> What you need to do
State the number of lines in the material below that have "Physiology" in them, without any other text.

═════ Input for this task

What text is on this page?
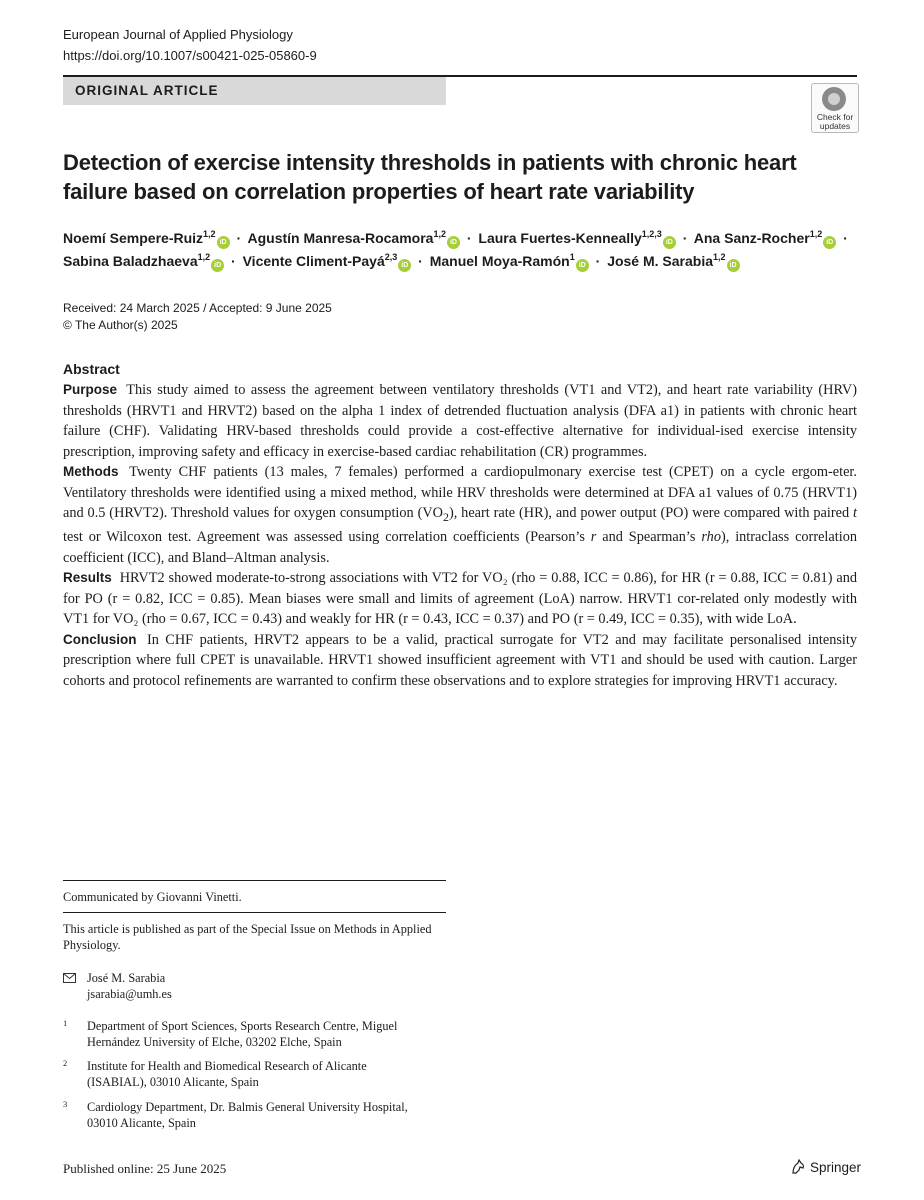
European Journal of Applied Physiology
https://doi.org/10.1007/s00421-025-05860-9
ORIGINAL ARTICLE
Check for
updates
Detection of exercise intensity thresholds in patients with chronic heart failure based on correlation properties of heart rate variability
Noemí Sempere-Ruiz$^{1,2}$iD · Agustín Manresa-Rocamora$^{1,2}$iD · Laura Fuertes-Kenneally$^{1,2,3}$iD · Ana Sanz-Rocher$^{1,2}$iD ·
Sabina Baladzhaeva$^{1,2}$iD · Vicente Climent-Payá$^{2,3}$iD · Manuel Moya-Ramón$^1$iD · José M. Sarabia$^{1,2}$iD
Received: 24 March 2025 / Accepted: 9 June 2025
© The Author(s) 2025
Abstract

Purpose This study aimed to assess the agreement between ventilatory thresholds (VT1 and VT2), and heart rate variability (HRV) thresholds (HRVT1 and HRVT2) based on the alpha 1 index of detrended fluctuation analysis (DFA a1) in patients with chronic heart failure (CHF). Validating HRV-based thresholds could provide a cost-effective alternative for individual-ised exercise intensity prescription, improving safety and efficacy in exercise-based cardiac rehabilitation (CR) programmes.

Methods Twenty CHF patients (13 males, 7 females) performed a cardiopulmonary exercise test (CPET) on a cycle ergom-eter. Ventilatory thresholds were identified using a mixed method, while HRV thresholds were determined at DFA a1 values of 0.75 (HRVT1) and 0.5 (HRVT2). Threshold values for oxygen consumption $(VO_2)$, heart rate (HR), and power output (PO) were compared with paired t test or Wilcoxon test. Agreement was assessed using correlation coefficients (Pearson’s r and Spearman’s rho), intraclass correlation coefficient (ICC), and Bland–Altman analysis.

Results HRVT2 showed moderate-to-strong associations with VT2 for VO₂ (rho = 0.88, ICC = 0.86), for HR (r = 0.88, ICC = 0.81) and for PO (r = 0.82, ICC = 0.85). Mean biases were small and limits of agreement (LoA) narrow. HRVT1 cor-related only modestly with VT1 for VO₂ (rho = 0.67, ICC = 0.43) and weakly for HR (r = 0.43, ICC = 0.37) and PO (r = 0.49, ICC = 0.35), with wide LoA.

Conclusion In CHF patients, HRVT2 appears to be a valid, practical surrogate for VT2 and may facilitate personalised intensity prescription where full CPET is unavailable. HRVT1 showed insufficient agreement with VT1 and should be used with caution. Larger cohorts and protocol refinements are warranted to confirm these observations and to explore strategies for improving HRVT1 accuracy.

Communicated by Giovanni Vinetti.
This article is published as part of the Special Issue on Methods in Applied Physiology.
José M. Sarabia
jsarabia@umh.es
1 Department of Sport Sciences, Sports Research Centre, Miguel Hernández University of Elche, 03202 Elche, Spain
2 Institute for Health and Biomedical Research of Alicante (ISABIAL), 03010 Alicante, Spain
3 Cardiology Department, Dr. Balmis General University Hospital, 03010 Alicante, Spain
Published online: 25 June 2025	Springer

══════════

> Response
2